• WHAT IS ASKED
Copy these lines verbatim, all of them from start to finish.
══ RECORD LIST
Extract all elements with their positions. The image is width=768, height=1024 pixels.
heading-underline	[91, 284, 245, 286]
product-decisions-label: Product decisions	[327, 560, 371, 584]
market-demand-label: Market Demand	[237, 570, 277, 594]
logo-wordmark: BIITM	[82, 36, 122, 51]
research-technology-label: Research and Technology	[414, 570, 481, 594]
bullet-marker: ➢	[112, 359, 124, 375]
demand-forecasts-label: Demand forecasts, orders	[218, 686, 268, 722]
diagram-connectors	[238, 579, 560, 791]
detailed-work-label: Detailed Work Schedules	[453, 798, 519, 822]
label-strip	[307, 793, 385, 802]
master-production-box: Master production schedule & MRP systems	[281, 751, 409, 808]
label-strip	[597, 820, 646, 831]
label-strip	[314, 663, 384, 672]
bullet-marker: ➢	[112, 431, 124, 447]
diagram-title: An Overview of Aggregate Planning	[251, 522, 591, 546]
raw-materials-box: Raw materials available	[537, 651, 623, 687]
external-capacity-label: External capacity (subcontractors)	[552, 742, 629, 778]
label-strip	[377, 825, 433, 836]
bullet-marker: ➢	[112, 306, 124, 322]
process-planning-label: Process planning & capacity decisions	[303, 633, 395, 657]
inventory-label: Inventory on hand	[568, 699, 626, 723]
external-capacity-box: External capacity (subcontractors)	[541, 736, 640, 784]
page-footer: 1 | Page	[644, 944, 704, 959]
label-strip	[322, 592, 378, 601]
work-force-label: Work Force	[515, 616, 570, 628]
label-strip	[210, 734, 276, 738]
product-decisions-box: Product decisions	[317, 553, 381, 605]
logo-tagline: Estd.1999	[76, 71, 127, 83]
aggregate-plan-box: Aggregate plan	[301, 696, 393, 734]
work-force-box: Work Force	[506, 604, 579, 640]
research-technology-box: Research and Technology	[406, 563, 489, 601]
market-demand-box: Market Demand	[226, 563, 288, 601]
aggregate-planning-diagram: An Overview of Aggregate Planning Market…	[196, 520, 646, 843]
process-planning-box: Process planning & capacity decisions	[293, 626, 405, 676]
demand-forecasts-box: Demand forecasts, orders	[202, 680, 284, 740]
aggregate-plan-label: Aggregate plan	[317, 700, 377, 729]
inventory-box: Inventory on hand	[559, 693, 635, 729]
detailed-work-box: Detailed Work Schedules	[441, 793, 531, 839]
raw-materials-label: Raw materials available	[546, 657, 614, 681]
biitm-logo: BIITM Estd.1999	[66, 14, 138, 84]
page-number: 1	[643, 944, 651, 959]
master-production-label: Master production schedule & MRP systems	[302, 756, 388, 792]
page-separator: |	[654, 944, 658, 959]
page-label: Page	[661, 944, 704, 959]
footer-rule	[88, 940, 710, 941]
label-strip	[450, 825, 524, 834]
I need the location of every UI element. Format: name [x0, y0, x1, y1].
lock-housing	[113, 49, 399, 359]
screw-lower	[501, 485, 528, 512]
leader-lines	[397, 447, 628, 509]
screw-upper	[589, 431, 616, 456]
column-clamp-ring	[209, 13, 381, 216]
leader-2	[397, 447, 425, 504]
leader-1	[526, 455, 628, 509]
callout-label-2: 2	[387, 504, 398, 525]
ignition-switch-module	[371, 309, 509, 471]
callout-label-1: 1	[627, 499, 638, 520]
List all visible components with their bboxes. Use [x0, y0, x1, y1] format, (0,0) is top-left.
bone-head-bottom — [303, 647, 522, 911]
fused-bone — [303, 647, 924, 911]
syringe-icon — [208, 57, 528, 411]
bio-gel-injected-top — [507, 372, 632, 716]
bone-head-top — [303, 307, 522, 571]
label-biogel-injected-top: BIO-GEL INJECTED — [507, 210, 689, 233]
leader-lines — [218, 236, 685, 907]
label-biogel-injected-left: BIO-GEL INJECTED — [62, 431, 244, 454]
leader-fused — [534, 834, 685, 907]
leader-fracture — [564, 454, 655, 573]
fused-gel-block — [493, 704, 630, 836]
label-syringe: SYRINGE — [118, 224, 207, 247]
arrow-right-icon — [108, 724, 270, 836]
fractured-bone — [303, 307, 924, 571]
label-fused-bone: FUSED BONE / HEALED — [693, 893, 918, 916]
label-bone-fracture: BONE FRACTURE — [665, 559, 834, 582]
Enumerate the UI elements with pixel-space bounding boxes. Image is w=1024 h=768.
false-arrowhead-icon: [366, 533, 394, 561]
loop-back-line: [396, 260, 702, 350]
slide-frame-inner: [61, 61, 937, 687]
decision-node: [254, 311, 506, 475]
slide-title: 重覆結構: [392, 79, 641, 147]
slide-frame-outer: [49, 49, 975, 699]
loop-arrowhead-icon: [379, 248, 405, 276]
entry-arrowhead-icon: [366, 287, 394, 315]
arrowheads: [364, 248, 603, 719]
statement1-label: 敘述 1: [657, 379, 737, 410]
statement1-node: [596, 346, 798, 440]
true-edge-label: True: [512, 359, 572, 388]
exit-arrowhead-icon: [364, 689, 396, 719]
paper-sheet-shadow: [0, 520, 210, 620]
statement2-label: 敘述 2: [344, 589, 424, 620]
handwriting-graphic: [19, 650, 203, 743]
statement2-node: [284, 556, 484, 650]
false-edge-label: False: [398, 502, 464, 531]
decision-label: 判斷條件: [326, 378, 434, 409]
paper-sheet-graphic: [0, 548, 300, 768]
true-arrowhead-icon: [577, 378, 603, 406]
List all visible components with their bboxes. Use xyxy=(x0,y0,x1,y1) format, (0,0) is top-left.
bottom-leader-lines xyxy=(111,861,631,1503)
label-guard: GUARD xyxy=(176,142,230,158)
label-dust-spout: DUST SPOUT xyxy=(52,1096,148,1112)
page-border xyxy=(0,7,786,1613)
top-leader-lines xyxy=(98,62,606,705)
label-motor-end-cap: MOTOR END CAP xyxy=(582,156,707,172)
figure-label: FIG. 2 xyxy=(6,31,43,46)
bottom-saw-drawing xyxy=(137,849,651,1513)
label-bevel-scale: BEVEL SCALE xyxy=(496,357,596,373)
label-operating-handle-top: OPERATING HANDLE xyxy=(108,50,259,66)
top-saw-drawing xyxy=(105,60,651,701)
════
• EXPECTED ANSWER
Extract all elements with their positions. The image is width=768, height=1024 pixels.
heading-underline	[91, 284, 245, 286]
product-decisions-label: Product decisions	[327, 560, 371, 584]
market-demand-label: Market Demand	[237, 570, 277, 594]
logo-wordmark: BIITM	[82, 36, 122, 51]
research-technology-label: Research and Technology	[414, 570, 481, 594]
bullet-marker: ➢	[112, 359, 124, 375]
demand-forecasts-label: Demand forecasts, orders	[218, 686, 268, 722]
diagram-connectors	[238, 579, 560, 791]
detailed-work-label: Detailed Work Schedules	[453, 798, 519, 822]
label-strip	[307, 793, 385, 802]
master-production-box: Master production schedule & MRP systems	[281, 751, 409, 808]
label-strip	[597, 820, 646, 831]
label-strip	[314, 663, 384, 672]
bullet-marker: ➢	[112, 431, 124, 447]
diagram-title: An Overview of Aggregate Planning	[251, 522, 591, 546]
raw-materials-box: Raw materials available	[537, 651, 623, 687]
external-capacity-label: External capacity (subcontractors)	[552, 742, 629, 778]
label-strip	[377, 825, 433, 836]
bullet-marker: ➢	[112, 306, 124, 322]
process-planning-label: Process planning & capacity decisions	[303, 633, 395, 657]
inventory-label: Inventory on hand	[568, 699, 626, 723]
external-capacity-box: External capacity (subcontractors)	[541, 736, 640, 784]
page-footer: 1 | Page	[644, 944, 704, 959]
label-strip	[322, 592, 378, 601]
work-force-label: Work Force	[515, 616, 570, 628]
label-strip	[210, 734, 276, 738]
product-decisions-box: Product decisions	[317, 553, 381, 605]
logo-tagline: Estd.1999	[76, 71, 127, 83]
aggregate-plan-box: Aggregate plan	[301, 696, 393, 734]
work-force-box: Work Force	[506, 604, 579, 640]
research-technology-box: Research and Technology	[406, 563, 489, 601]
market-demand-box: Market Demand	[226, 563, 288, 601]
aggregate-planning-diagram: An Overview of Aggregate Planning Market…	[196, 520, 646, 843]
process-planning-box: Process planning & capacity decisions	[293, 626, 405, 676]
demand-forecasts-box: Demand forecasts, orders	[202, 680, 284, 740]
aggregate-plan-label: Aggregate plan	[317, 700, 377, 729]
inventory-box: Inventory on hand	[559, 693, 635, 729]
detailed-work-box: Detailed Work Schedules	[441, 793, 531, 839]
raw-materials-label: Raw materials available	[546, 657, 614, 681]
biitm-logo: BIITM Estd.1999	[66, 14, 138, 84]
page-number: 1	[643, 944, 651, 959]
master-production-label: Master production schedule & MRP systems	[302, 756, 388, 792]
page-separator: |	[654, 944, 658, 959]
page-label: Page	[661, 944, 704, 959]
footer-rule	[88, 940, 710, 941]
label-strip	[450, 825, 524, 834]
I need the location of every UI element. Format: name [x0, y0, x1, y1].
lock-housing	[113, 49, 399, 359]
screw-lower	[501, 485, 528, 512]
leader-lines	[397, 447, 628, 509]
screw-upper	[589, 431, 616, 456]
column-clamp-ring	[209, 13, 381, 216]
leader-2	[397, 447, 425, 504]
leader-1	[526, 455, 628, 509]
callout-label-2: 2	[387, 504, 398, 525]
ignition-switch-module	[371, 309, 509, 471]
callout-label-1: 1	[627, 499, 638, 520]
List all visible components with their bboxes. Use [x0, y0, x1, y1] format, (0,0) is top-left.
bone-head-bottom — [303, 647, 522, 911]
fused-bone — [303, 647, 924, 911]
syringe-icon — [208, 57, 528, 411]
bio-gel-injected-top — [507, 372, 632, 716]
bone-head-top — [303, 307, 522, 571]
label-biogel-injected-top: BIO-GEL INJECTED — [507, 210, 689, 233]
leader-lines — [218, 236, 685, 907]
label-biogel-injected-left: BIO-GEL INJECTED — [62, 431, 244, 454]
leader-fused — [534, 834, 685, 907]
leader-fracture — [564, 454, 655, 573]
fused-gel-block — [493, 704, 630, 836]
label-syringe: SYRINGE — [118, 224, 207, 247]
arrow-right-icon — [108, 724, 270, 836]
fractured-bone — [303, 307, 924, 571]
label-fused-bone: FUSED BONE / HEALED — [693, 893, 918, 916]
label-bone-fracture: BONE FRACTURE — [665, 559, 834, 582]
Enumerate the UI elements with pixel-space bounding boxes. Image is w=1024 h=768.
false-arrowhead-icon: [366, 533, 394, 561]
loop-back-line: [396, 260, 702, 350]
slide-frame-inner: [61, 61, 937, 687]
decision-node: [254, 311, 506, 475]
slide-title: 重覆結構: [392, 79, 641, 147]
slide-frame-outer: [49, 49, 975, 699]
loop-arrowhead-icon: [379, 248, 405, 276]
entry-arrowhead-icon: [366, 287, 394, 315]
arrowheads: [364, 248, 603, 719]
statement1-label: 敘述 1: [657, 379, 737, 410]
statement1-node: [596, 346, 798, 440]
true-edge-label: True: [512, 359, 572, 388]
exit-arrowhead-icon: [364, 689, 396, 719]
paper-sheet-shadow: [0, 520, 210, 620]
statement2-label: 敘述 2: [344, 589, 424, 620]
handwriting-graphic: [19, 650, 203, 743]
statement2-node: [284, 556, 484, 650]
false-edge-label: False: [398, 502, 464, 531]
decision-label: 判斷條件: [326, 378, 434, 409]
paper-sheet-graphic: [0, 548, 300, 768]
true-arrowhead-icon: [577, 378, 603, 406]
List all visible components with their bboxes. Use xyxy=(x0,y0,x1,y1) format, (0,0) is top-left.
bottom-leader-lines xyxy=(111,861,631,1503)
label-guard: GUARD xyxy=(176,142,230,158)
label-dust-spout: DUST SPOUT xyxy=(52,1096,148,1112)
page-border xyxy=(0,7,786,1613)
top-leader-lines xyxy=(98,62,606,705)
label-motor-end-cap: MOTOR END CAP xyxy=(582,156,707,172)
figure-label: FIG. 2 xyxy=(6,31,43,46)
bottom-saw-drawing xyxy=(137,849,651,1513)
label-bevel-scale: BEVEL SCALE xyxy=(496,357,596,373)
label-operating-handle-top: OPERATING HANDLE xyxy=(108,50,259,66)
top-saw-drawing xyxy=(105,60,651,701)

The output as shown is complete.